• _SHORT TASK_
Repeat the listing in full, exactly as it stands.

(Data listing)
[BEGIN]

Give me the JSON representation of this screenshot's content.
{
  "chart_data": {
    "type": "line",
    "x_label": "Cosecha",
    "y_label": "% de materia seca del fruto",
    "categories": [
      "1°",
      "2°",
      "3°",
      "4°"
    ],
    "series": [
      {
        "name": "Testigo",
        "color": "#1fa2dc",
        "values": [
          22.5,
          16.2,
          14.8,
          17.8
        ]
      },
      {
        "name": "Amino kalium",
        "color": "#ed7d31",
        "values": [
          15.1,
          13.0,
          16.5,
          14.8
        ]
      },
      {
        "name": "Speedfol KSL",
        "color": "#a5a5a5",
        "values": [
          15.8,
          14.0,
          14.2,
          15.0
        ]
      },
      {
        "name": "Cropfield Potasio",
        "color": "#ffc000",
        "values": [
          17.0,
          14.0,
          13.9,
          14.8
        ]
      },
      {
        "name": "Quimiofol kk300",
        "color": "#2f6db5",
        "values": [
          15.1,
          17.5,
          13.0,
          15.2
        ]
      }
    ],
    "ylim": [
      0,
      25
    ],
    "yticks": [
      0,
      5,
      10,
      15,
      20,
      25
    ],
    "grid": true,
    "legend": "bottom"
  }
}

[END]

• _FINAL RESULT_
Give me the JSON representation of this screenshot's content.
{
  "chart_data": {
    "type": "line",
    "x_label": "Cosecha",
    "y_label": "% de materia seca del fruto",
    "categories": [
      "1°",
      "2°",
      "3°",
      "4°"
    ],
    "series": [
      {
        "name": "Testigo",
        "color": "#1fa2dc",
        "values": [
          22.5,
          16.2,
          14.8,
          17.8
        ]
      },
      {
        "name": "Amino kalium",
        "color": "#ed7d31",
        "values": [
          15.1,
          13.0,
          16.5,
          14.8
        ]
      },
      {
        "name": "Speedfol KSL",
        "color": "#a5a5a5",
        "values": [
          15.8,
          14.0,
          14.2,
          15.0
        ]
      },
      {
        "name": "Cropfield Potasio",
        "color": "#ffc000",
        "values": [
          17.0,
          14.0,
          13.9,
          14.8
        ]
      },
      {
        "name": "Quimiofol kk300",
        "color": "#2f6db5",
        "values": [
          15.1,
          17.5,
          13.0,
          15.2
        ]
      }
    ],
    "ylim": [
      0,
      25
    ],
    "yticks": [
      0,
      5,
      10,
      15,
      20,
      25
    ],
    "grid": true,
    "legend": "bottom"
  }
}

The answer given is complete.